* [Source text]:
Re: [PATCH v2 2/5] cpufreq: intel_pstate: Always return last EPP value from sysfs

From: Srinivas Pandruvada
Date: Tue Aug 25 2020 - 11:27:05 EST


On Tue, 2020-08-25 at 17:14 +0200, Rafael J. Wysocki wrote:
> On Tue, Aug 25, 2020 at 5:06 PM Srinivas Pandruvada
> <srinivas.pandruvada@xxxxxxxxxxxxxxx> wrote:
> > On Tue, 2020-08-25 at 16:51 +0200, Rafael J. Wysocki wrote:
> > > On Tue, Aug 25, 2020 at 8:20 AM Artem Bityutskiy <
> > > dedekind1@xxxxxxxxx
> > > > wrote:
> > > > On Mon, 2020-08-24 at 19:42 +0200, Rafael J. Wysocki wrote:
> > > > > From: "Rafael J. Wysocki" <rafael.j.wysocki@xxxxxxxxx>
> > > > >
> > > > > Make the energy_performance_preference policy attribute in
> > > > > sysfs
> > > > > always return the last EPP value written to it instead of the
> > > > > one
> > > > > currently in the HWP Request MSR to avoid possible confusion
> > > > > when
> > > > > the performance scaling algorithm is used in the active mode
> > > > > with
> > > > > HWP enabled (in which case the EPP is forced to 0 regardless
> > > > > of
> > > > > what value it has been set to via sysfs).
> > > >
> > > > Why is this a good idea, I wonder. If there was a prior
> > > > discussion,
> > > > please, point to it.
> > > >
> > > > The general approach to changing settings via sysfs is often
> > > > like
> > > > this:
> > > >
> > > > 1. Write new value.
> > > > 2. Read it back and verify that it is the same. Because there
> > > > is no
> > > > better way to verify that the kernel "accepted" the value.
> > >
> > > If the write is successful (ie. no errors returned and the value
> > > returned is equal to the number of written characters), the
> > > kernel
> > > *has* accepted the written value, but it may not have taken
> > > effect.
> > > These are two different things.
> > >
> > > The written value may take an effect immediately or it may take
> > > an
> > > effect later, depending on the current configuration etc. If you
> > > don't see the effect of it immediately, it doesn't matter that
> > > there
> > > was a failure of some sort.
> > >
> > > > Let's say I write 'balanced' to energy_performance_preference.
> > > > I
> > > > read
> > > > it back, and it contains 'balanced', so I am happy, I trust the
> > > > kernel
> > > > changed EPP to "balanced".
> > > >
> > > > If the kernel, in fact, uses something else, I want to know
> > > > about
> > > > it
> > > > and have my script fail.
> > >
> > > Why do you want it to fail then?
> > >
> > > > Why caching the value and making my script _think_ it succeeded
> > > > is
> > > > a good idea.
> > >
> > > Because when you change the scaling algorithm or the driver's
> > > operation mode, the value you have written will take effect.

* [Records provided]:
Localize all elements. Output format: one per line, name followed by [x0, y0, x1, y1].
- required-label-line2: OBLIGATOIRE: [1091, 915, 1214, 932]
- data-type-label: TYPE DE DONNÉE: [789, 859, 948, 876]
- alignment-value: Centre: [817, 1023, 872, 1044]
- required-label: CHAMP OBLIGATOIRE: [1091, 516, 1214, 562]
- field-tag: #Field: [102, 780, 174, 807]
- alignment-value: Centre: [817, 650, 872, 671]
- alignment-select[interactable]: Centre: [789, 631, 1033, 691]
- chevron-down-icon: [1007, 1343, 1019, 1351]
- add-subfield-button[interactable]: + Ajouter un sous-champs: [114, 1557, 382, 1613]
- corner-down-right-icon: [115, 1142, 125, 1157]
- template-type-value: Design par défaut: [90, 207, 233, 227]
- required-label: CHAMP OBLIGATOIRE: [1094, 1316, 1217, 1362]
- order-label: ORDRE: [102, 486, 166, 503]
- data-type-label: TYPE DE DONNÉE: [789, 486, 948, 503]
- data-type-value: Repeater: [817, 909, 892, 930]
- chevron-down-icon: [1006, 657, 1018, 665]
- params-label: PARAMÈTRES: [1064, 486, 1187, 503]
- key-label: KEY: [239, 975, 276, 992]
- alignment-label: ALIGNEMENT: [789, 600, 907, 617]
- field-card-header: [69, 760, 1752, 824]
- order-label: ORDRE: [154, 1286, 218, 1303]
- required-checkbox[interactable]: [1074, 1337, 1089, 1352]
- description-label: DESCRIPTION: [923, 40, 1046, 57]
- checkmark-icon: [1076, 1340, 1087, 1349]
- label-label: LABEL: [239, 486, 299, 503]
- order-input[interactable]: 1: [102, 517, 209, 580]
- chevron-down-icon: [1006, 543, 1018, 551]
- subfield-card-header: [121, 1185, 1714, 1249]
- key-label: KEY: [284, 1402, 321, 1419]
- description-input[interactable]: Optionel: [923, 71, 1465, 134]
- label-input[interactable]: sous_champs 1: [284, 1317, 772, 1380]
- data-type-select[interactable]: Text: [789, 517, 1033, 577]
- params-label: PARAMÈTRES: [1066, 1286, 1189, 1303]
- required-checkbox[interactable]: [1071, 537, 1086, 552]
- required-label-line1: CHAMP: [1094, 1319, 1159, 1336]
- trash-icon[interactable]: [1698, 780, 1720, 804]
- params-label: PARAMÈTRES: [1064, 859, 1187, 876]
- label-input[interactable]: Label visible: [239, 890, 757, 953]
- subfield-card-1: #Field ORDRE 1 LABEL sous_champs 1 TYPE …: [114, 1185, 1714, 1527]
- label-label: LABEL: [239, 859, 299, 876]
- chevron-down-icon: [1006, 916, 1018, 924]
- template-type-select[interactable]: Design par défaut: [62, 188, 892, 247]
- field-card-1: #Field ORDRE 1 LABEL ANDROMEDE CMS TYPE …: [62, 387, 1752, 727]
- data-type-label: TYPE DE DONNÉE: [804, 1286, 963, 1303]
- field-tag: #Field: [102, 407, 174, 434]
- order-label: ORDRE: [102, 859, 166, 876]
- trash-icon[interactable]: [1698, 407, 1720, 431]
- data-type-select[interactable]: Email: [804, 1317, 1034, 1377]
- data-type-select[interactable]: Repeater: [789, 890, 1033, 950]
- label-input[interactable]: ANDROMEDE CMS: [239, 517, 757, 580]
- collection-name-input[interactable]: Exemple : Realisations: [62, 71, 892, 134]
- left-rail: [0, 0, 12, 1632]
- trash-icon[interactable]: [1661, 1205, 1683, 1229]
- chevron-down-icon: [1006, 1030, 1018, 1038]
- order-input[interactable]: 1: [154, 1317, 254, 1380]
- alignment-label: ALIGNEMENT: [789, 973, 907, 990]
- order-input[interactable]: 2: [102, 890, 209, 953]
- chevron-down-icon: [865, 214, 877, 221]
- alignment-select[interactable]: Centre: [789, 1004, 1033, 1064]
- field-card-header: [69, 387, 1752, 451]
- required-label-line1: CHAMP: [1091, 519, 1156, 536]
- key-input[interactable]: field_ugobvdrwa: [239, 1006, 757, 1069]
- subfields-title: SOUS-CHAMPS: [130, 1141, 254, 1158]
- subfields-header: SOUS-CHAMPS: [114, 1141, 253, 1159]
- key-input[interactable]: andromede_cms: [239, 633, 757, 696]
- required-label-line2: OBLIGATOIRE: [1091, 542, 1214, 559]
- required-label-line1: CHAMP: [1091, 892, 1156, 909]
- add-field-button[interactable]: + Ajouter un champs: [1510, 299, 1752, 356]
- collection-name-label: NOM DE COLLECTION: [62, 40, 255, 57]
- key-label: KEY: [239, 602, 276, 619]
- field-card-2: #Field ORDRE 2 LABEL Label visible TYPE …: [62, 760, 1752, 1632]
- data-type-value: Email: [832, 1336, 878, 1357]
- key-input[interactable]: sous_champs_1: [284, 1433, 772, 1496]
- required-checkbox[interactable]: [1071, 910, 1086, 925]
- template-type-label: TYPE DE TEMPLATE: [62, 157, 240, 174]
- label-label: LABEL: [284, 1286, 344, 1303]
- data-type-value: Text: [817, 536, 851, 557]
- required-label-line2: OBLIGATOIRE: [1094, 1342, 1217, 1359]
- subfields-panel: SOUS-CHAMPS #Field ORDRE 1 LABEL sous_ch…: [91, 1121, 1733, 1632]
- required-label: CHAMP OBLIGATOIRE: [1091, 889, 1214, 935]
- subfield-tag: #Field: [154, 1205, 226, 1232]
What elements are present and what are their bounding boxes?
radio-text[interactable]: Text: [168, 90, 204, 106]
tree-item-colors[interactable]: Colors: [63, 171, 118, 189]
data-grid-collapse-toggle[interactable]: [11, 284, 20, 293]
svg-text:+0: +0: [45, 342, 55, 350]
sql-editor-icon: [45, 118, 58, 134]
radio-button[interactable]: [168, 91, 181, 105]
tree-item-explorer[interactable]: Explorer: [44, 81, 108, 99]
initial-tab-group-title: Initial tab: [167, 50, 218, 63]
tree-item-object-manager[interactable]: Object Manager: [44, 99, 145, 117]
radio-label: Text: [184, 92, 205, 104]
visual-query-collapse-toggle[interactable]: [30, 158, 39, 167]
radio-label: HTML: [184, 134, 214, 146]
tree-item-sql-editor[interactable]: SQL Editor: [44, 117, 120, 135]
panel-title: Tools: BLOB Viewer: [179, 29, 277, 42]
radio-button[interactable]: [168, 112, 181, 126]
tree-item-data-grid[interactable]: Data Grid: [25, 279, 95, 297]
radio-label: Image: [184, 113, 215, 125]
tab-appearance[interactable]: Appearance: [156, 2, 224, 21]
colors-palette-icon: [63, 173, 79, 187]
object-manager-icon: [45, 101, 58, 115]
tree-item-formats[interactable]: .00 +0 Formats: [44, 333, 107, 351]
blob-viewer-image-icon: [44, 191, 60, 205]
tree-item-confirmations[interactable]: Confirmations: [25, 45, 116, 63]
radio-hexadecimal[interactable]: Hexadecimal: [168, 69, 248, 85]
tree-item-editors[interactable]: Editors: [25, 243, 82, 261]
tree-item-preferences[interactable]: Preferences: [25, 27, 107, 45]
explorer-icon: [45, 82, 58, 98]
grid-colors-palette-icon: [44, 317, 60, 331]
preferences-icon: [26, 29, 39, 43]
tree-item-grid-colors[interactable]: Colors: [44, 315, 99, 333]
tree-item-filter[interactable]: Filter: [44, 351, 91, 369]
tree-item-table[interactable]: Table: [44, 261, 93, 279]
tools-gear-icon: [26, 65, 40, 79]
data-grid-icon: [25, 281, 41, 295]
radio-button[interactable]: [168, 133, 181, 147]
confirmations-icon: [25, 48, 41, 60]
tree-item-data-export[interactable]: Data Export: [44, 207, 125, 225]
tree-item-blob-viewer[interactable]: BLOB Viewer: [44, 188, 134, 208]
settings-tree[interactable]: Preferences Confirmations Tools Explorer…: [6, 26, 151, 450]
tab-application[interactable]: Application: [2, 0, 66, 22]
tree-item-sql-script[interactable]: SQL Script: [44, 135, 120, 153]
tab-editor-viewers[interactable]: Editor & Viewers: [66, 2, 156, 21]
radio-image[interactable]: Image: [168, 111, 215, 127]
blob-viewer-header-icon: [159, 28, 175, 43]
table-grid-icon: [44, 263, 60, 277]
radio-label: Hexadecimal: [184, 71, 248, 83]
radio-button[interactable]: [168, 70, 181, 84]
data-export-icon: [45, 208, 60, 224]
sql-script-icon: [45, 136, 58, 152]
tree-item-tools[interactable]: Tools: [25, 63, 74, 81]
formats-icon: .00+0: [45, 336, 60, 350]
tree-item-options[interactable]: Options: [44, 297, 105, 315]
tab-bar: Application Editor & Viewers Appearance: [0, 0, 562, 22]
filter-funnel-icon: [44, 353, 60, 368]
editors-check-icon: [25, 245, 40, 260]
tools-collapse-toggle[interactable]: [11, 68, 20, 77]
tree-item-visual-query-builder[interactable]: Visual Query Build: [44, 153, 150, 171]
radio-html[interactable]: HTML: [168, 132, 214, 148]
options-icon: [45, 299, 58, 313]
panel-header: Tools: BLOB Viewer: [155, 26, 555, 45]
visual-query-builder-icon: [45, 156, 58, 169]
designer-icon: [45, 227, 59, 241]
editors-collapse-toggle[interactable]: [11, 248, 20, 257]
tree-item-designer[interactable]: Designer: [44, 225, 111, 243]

* [Task requirements]:
1. In the EPP patch thread, what value does the patch make the energy_performance_preference attribute return?
2. In the EPP patch thread, can you rewrite the paragraph beginning "If the write is successful" more briefly while keeping its main facts?
The material is not needed for this work.

* [Answers for the exercise]:
1. The last EPP value written to it, not the one currently in the HWP Request MSR.

2. A successful write, with no errors and a return value equal to the number of characters written, means the kernel has accepted the value. Accepting a value and having it take effect are two different things.